[Dataset rows about figures]
____________________
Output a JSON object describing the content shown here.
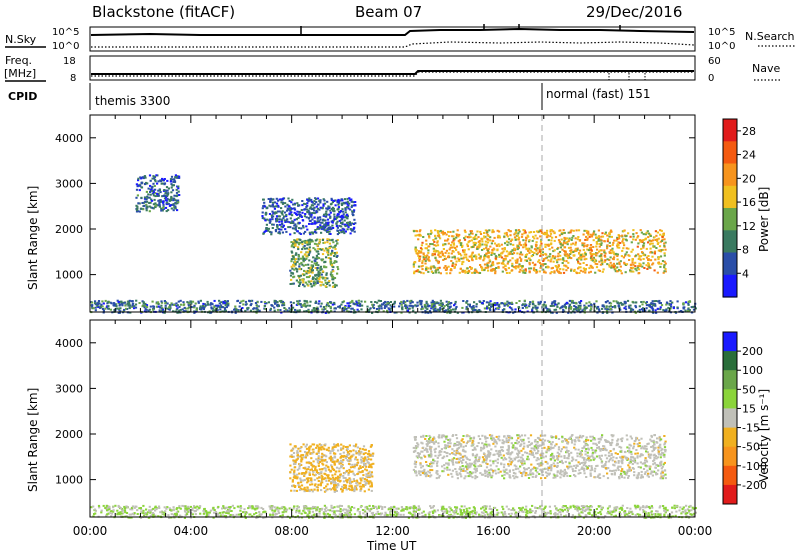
{
  "header": {
    "station": "Blackstone (fitACF)",
    "beam": "Beam 07",
    "date": "29/Dec/2016"
  },
  "top_panels": {
    "nsky_label": "N.Sky",
    "nsky_ticks": [
      "10^5",
      "10^0"
    ],
    "nsearch_label": "N.Search",
    "nsearch_ticks": [
      "10^5",
      "10^0"
    ],
    "freq_label": "Freq.",
    "freq_unit": "[MHz]",
    "freq_ticks": [
      "18",
      "8"
    ],
    "nave_label": "Nave",
    "nave_ticks": [
      "60",
      "0"
    ],
    "cpid_label": "CPID",
    "cpid_segments": [
      {
        "name": "themis 3300",
        "start_hour": 0
      },
      {
        "name": "normal (fast) 151",
        "start_hour": 18
      }
    ]
  },
  "chart_data": [
    {
      "type": "heatmap",
      "title": "",
      "ylabel": "Slant Range [km]",
      "xlabel": "",
      "xlim": [
        0,
        24
      ],
      "ylim": [
        180,
        4500
      ],
      "yticks": [
        "1000",
        "2000",
        "3000",
        "4000"
      ],
      "colorbar": {
        "label": "Power [dB]",
        "ticks": [
          "4",
          "8",
          "12",
          "16",
          "20",
          "24",
          "28"
        ],
        "range": [
          0,
          30
        ],
        "colors": [
          "#1a1aff",
          "#2a4ea8",
          "#3a7a60",
          "#6aa64a",
          "#f0c020",
          "#f7941d",
          "#f45a10",
          "#e11b1b"
        ]
      },
      "regions": [
        {
          "name": "early scatter",
          "t": [
            1.8,
            3.5
          ],
          "r": [
            2400,
            3200
          ],
          "value": 7
        },
        {
          "name": "morning patch",
          "t": [
            6.8,
            10.5
          ],
          "r": [
            1900,
            2700
          ],
          "value": 6
        },
        {
          "name": "pre-noon echoes",
          "t": [
            7.9,
            9.8
          ],
          "r": [
            750,
            1800
          ],
          "value": 12
        },
        {
          "name": "main band",
          "t": [
            12.8,
            22.8
          ],
          "r": [
            1050,
            2000
          ],
          "value": 18
        },
        {
          "name": "low-range clutter",
          "t": [
            0,
            24
          ],
          "r": [
            180,
            450
          ],
          "value": 8
        }
      ]
    },
    {
      "type": "heatmap",
      "title": "",
      "ylabel": "Slant Range [km]",
      "xlabel": "Time UT",
      "xlim": [
        0,
        24
      ],
      "ylim": [
        180,
        4500
      ],
      "xticks": [
        "00:00",
        "04:00",
        "08:00",
        "12:00",
        "16:00",
        "20:00",
        "00:00"
      ],
      "yticks": [
        "1000",
        "2000",
        "3000",
        "4000"
      ],
      "colorbar": {
        "label": "Velocity [m s⁻¹]",
        "ticks": [
          "200",
          "100",
          "50",
          "15",
          "-15",
          "-50",
          "-100",
          "-200"
        ],
        "range": [
          -250,
          250
        ],
        "colors": [
          "#1a1aff",
          "#2a6e3a",
          "#6aa64a",
          "#8bd43a",
          "#c0c0b8",
          "#f0b020",
          "#f7941d",
          "#f45a10",
          "#e11b1b"
        ]
      },
      "regions": [
        {
          "name": "pre-noon echoes",
          "t": [
            7.9,
            11.2
          ],
          "r": [
            750,
            1800
          ],
          "value": -40
        },
        {
          "name": "main band",
          "t": [
            12.8,
            22.8
          ],
          "r": [
            1050,
            2000
          ],
          "value": 0
        },
        {
          "name": "low-range clutter",
          "t": [
            0,
            24
          ],
          "r": [
            180,
            450
          ],
          "value": 30
        }
      ]
    }
  ]
}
____________________
Written problem:
Every record above should be written out again exactly; the pictures stay out of the copy.

Solution:
Output a JSON object describing the content shown here.
{
  "header": {
    "station": "Blackstone (fitACF)",
    "beam": "Beam 07",
    "date": "29/Dec/2016"
  },
  "top_panels": {
    "nsky_label": "N.Sky",
    "nsky_ticks": [
      "10^5",
      "10^0"
    ],
    "nsearch_label": "N.Search",
    "nsearch_ticks": [
      "10^5",
      "10^0"
    ],
    "freq_label": "Freq.",
    "freq_unit": "[MHz]",
    "freq_ticks": [
      "18",
      "8"
    ],
    "nave_label": "Nave",
    "nave_ticks": [
      "60",
      "0"
    ],
    "cpid_label": "CPID",
    "cpid_segments": [
      {
        "name": "themis 3300",
        "start_hour": 0
      },
      {
        "name": "normal (fast) 151",
        "start_hour": 18
      }
    ]
  },
  "chart_data": [
    {
      "type": "heatmap",
      "title": "",
      "ylabel": "Slant Range [km]",
      "xlabel": "",
      "xlim": [
        0,
        24
      ],
      "ylim": [
        180,
        4500
      ],
      "yticks": [
        "1000",
        "2000",
        "3000",
        "4000"
      ],
      "colorbar": {
        "label": "Power [dB]",
        "ticks": [
          "4",
          "8",
          "12",
          "16",
          "20",
          "24",
          "28"
        ],
        "range": [
          0,
          30
        ],
        "colors": [
          "#1a1aff",
          "#2a4ea8",
          "#3a7a60",
          "#6aa64a",
          "#f0c020",
          "#f7941d",
          "#f45a10",
          "#e11b1b"
        ]
      },
      "regions": [
        {
          "name": "early scatter",
          "t": [
            1.8,
            3.5
          ],
          "r": [
            2400,
            3200
          ],
          "value": 7
        },
        {
          "name": "morning patch",
          "t": [
            6.8,
            10.5
          ],
          "r": [
            1900,
            2700
          ],
          "value": 6
        },
        {
          "name": "pre-noon echoes",
          "t": [
            7.9,
            9.8
          ],
          "r": [
            750,
            1800
          ],
          "value": 12
        },
        {
          "name": "main band",
          "t": [
            12.8,
            22.8
          ],
          "r": [
            1050,
            2000
          ],
          "value": 18
        },
        {
          "name": "low-range clutter",
          "t": [
            0,
            24
          ],
          "r": [
            180,
            450
          ],
          "value": 8
        }
      ]
    },
    {
      "type": "heatmap",
      "title": "",
      "ylabel": "Slant Range [km]",
      "xlabel": "Time UT",
      "xlim": [
        0,
        24
      ],
      "ylim": [
        180,
        4500
      ],
      "xticks": [
        "00:00",
        "04:00",
        "08:00",
        "12:00",
        "16:00",
        "20:00",
        "00:00"
      ],
      "yticks": [
        "1000",
        "2000",
        "3000",
        "4000"
      ],
      "colorbar": {
        "label": "Velocity [m s⁻¹]",
        "ticks": [
          "200",
          "100",
          "50",
          "15",
          "-15",
          "-50",
          "-100",
          "-200"
        ],
        "range": [
          -250,
          250
        ],
        "colors": [
          "#1a1aff",
          "#2a6e3a",
          "#6aa64a",
          "#8bd43a",
          "#c0c0b8",
          "#f0b020",
          "#f7941d",
          "#f45a10",
          "#e11b1b"
        ]
      },
      "regions": [
        {
          "name": "pre-noon echoes",
          "t": [
            7.9,
            11.2
          ],
          "r": [
            750,
            1800
          ],
          "value": -40
        },
        {
          "name": "main band",
          "t": [
            12.8,
            22.8
          ],
          "r": [
            1050,
            2000
          ],
          "value": 0
        },
        {
          "name": "low-range clutter",
          "t": [
            0,
            24
          ],
          "r": [
            180,
            450
          ],
          "value": 30
        }
      ]
    }
  ]
}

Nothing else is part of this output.